[Records about charts and figures]
• • • • •

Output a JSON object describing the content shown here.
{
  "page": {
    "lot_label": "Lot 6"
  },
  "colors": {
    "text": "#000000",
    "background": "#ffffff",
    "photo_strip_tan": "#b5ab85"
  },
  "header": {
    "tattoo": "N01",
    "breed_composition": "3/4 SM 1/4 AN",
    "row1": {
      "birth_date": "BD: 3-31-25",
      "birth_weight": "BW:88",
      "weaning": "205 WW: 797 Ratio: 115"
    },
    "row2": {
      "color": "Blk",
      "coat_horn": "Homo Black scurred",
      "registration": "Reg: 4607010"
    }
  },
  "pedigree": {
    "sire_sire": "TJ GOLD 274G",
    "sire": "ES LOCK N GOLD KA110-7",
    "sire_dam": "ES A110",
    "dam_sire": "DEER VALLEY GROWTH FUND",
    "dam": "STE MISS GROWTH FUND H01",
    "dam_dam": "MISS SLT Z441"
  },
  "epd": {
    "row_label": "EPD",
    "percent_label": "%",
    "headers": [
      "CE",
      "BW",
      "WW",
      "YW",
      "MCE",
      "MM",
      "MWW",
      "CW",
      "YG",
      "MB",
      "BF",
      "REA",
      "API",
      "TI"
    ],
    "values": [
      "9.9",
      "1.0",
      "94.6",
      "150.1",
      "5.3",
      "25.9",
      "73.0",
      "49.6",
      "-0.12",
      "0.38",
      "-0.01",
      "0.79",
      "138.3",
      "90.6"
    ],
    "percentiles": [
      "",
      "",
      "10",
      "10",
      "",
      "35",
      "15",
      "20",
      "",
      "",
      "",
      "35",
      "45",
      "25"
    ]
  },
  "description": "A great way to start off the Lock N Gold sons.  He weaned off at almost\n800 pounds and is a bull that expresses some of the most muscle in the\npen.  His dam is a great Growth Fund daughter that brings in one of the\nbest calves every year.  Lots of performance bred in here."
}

• • • • •

_WHAT TO PRODUCE_.
Copy every line above that includes the string "MISS".

_RESPONSE TO THE EXERCISE_.
    "dam": "STE MISS GROWTH FUND H01",
    "dam_dam": "MISS SLT Z441"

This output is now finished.